STATED GOAL | The complete listing should be restated exactly.

(Collected data entries)
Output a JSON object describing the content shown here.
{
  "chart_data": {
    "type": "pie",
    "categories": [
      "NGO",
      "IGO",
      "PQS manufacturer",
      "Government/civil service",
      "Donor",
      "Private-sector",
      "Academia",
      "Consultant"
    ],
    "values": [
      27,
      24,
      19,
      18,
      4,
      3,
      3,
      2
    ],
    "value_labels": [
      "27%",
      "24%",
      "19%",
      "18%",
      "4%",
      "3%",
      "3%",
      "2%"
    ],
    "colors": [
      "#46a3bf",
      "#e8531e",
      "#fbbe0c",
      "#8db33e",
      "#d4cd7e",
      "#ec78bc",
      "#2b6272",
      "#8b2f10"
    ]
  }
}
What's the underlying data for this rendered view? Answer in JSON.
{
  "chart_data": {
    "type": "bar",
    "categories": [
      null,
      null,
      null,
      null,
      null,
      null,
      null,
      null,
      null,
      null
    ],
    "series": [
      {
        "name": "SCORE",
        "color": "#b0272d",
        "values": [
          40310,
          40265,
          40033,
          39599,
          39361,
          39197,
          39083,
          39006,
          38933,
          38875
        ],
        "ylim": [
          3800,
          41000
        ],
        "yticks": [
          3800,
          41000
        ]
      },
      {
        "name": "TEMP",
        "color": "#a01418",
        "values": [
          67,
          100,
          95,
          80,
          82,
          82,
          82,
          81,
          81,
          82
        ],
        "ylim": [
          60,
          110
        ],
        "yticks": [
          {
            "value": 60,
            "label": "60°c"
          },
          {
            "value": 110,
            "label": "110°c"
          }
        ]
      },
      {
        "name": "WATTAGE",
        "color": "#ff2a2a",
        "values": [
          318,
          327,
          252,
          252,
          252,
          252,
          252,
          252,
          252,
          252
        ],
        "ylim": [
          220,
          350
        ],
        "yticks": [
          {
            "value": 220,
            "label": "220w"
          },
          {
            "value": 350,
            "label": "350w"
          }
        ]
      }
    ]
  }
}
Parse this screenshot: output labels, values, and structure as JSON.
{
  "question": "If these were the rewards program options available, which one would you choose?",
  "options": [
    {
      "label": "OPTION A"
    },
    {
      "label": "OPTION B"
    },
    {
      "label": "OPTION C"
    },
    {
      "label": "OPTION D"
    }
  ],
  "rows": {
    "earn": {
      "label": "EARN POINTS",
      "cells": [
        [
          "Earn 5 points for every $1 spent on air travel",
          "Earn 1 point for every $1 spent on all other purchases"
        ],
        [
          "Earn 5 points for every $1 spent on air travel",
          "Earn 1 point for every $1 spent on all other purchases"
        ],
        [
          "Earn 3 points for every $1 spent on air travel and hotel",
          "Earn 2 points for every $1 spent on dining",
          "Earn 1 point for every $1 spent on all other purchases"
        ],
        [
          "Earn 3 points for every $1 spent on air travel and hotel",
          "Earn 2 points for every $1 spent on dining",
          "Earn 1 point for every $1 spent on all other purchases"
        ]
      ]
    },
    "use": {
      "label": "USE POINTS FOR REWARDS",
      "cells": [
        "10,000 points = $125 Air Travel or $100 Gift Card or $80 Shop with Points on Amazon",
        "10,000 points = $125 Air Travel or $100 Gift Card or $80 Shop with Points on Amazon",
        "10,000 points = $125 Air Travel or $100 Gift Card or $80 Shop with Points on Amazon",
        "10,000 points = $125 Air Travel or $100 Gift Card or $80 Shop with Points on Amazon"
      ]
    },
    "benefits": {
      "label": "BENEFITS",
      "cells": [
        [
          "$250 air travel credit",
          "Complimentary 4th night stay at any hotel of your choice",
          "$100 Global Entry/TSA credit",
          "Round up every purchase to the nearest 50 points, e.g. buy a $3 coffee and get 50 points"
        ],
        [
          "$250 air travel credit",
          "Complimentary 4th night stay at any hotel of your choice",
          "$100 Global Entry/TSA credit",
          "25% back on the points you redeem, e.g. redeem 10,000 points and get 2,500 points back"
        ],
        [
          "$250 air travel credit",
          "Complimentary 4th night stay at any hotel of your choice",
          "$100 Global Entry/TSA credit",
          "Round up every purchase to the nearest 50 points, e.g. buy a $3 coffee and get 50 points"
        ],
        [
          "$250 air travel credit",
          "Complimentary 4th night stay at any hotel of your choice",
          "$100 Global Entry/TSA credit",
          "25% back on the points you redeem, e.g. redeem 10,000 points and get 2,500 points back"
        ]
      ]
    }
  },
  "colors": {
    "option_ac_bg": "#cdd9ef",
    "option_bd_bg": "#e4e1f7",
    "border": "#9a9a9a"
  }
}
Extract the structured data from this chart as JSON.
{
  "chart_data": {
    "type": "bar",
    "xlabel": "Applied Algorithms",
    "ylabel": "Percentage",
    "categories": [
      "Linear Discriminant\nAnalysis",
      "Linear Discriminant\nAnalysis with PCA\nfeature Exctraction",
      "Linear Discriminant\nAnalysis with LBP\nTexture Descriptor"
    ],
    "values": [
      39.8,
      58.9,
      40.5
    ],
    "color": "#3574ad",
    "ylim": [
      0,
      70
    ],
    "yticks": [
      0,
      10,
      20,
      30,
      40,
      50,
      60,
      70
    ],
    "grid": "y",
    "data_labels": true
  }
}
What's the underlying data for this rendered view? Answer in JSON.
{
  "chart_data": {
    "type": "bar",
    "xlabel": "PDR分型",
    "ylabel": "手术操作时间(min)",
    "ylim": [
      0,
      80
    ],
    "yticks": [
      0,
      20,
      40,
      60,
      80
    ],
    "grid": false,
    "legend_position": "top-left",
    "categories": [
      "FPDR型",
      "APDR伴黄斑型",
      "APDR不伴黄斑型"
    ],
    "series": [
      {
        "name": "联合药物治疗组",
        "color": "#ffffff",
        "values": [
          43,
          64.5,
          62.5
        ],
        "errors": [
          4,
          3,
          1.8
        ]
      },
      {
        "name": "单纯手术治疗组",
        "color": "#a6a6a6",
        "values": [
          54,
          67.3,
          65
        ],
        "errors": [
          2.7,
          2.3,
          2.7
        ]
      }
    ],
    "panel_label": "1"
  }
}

ANSWER TO THE PROBLEM |
Output a JSON object describing the content shown here.
{
  "chart_data": {
    "type": "pie",
    "categories": [
      "NGO",
      "IGO",
      "PQS manufacturer",
      "Government/civil service",
      "Donor",
      "Private-sector",
      "Academia",
      "Consultant"
    ],
    "values": [
      27,
      24,
      19,
      18,
      4,
      3,
      3,
      2
    ],
    "value_labels": [
      "27%",
      "24%",
      "19%",
      "18%",
      "4%",
      "3%",
      "3%",
      "2%"
    ],
    "colors": [
      "#46a3bf",
      "#e8531e",
      "#fbbe0c",
      "#8db33e",
      "#d4cd7e",
      "#ec78bc",
      "#2b6272",
      "#8b2f10"
    ]
  }
}
What's the underlying data for this rendered view? Answer in JSON.
{
  "chart_data": {
    "type": "bar",
    "categories": [
      null,
      null,
      null,
      null,
      null,
      null,
      null,
      null,
      null,
      null
    ],
    "series": [
      {
        "name": "SCORE",
        "color": "#b0272d",
        "values": [
          40310,
          40265,
          40033,
          39599,
          39361,
          39197,
          39083,
          39006,
          38933,
          38875
        ],
        "ylim": [
          3800,
          41000
        ],
        "yticks": [
          3800,
          41000
        ]
      },
      {
        "name": "TEMP",
        "color": "#a01418",
        "values": [
          67,
          100,
          95,
          80,
          82,
          82,
          82,
          81,
          81,
          82
        ],
        "ylim": [
          60,
          110
        ],
        "yticks": [
          {
            "value": 60,
            "label": "60°c"
          },
          {
            "value": 110,
            "label": "110°c"
          }
        ]
      },
      {
        "name": "WATTAGE",
        "color": "#ff2a2a",
        "values": [
          318,
          327,
          252,
          252,
          252,
          252,
          252,
          252,
          252,
          252
        ],
        "ylim": [
          220,
          350
        ],
        "yticks": [
          {
            "value": 220,
            "label": "220w"
          },
          {
            "value": 350,
            "label": "350w"
          }
        ]
      }
    ]
  }
}
Parse this screenshot: output labels, values, and structure as JSON.
{
  "question": "If these were the rewards program options available, which one would you choose?",
  "options": [
    {
      "label": "OPTION A"
    },
    {
      "label": "OPTION B"
    },
    {
      "label": "OPTION C"
    },
    {
      "label": "OPTION D"
    }
  ],
  "rows": {
    "earn": {
      "label": "EARN POINTS",
      "cells": [
        [
          "Earn 5 points for every $1 spent on air travel",
          "Earn 1 point for every $1 spent on all other purchases"
        ],
        [
          "Earn 5 points for every $1 spent on air travel",
          "Earn 1 point for every $1 spent on all other purchases"
        ],
        [
          "Earn 3 points for every $1 spent on air travel and hotel",
          "Earn 2 points for every $1 spent on dining",
          "Earn 1 point for every $1 spent on all other purchases"
        ],
        [
          "Earn 3 points for every $1 spent on air travel and hotel",
          "Earn 2 points for every $1 spent on dining",
          "Earn 1 point for every $1 spent on all other purchases"
        ]
      ]
    },
    "use": {
      "label": "USE POINTS FOR REWARDS",
      "cells": [
        "10,000 points = $125 Air Travel or $100 Gift Card or $80 Shop with Points on Amazon",
        "10,000 points = $125 Air Travel or $100 Gift Card or $80 Shop with Points on Amazon",
        "10,000 points = $125 Air Travel or $100 Gift Card or $80 Shop with Points on Amazon",
        "10,000 points = $125 Air Travel or $100 Gift Card or $80 Shop with Points on Amazon"
      ]
    },
    "benefits": {
      "label": "BENEFITS",
      "cells": [
        [
          "$250 air travel credit",
          "Complimentary 4th night stay at any hotel of your choice",
          "$100 Global Entry/TSA credit",
          "Round up every purchase to the nearest 50 points, e.g. buy a $3 coffee and get 50 points"
        ],
        [
          "$250 air travel credit",
          "Complimentary 4th night stay at any hotel of your choice",
          "$100 Global Entry/TSA credit",
          "25% back on the points you redeem, e.g. redeem 10,000 points and get 2,500 points back"
        ],
        [
          "$250 air travel credit",
          "Complimentary 4th night stay at any hotel of your choice",
          "$100 Global Entry/TSA credit",
          "Round up every purchase to the nearest 50 points, e.g. buy a $3 coffee and get 50 points"
        ],
        [
          "$250 air travel credit",
          "Complimentary 4th night stay at any hotel of your choice",
          "$100 Global Entry/TSA credit",
          "25% back on the points you redeem, e.g. redeem 10,000 points and get 2,500 points back"
        ]
      ]
    }
  },
  "colors": {
    "option_ac_bg": "#cdd9ef",
    "option_bd_bg": "#e4e1f7",
    "border": "#9a9a9a"
  }
}
Extract the structured data from this chart as JSON.
{
  "chart_data": {
    "type": "bar",
    "xlabel": "Applied Algorithms",
    "ylabel": "Percentage",
    "categories": [
      "Linear Discriminant\nAnalysis",
      "Linear Discriminant\nAnalysis with PCA\nfeature Exctraction",
      "Linear Discriminant\nAnalysis with LBP\nTexture Descriptor"
    ],
    "values": [
      39.8,
      58.9,
      40.5
    ],
    "color": "#3574ad",
    "ylim": [
      0,
      70
    ],
    "yticks": [
      0,
      10,
      20,
      30,
      40,
      50,
      60,
      70
    ],
    "grid": "y",
    "data_labels": true
  }
}
What's the underlying data for this rendered view? Answer in JSON.
{
  "chart_data": {
    "type": "bar",
    "xlabel": "PDR分型",
    "ylabel": "手术操作时间(min)",
    "ylim": [
      0,
      80
    ],
    "yticks": [
      0,
      20,
      40,
      60,
      80
    ],
    "grid": false,
    "legend_position": "top-left",
    "categories": [
      "FPDR型",
      "APDR伴黄斑型",
      "APDR不伴黄斑型"
    ],
    "series": [
      {
        "name": "联合药物治疗组",
        "color": "#ffffff",
        "values": [
          43,
          64.5,
          62.5
        ],
        "errors": [
          4,
          3,
          1.8
        ]
      },
      {
        "name": "单纯手术治疗组",
        "color": "#a6a6a6",
        "values": [
          54,
          67.3,
          65
        ],
        "errors": [
          2.7,
          2.3,
          2.7
        ]
      }
    ],
    "panel_label": "1"
  }
}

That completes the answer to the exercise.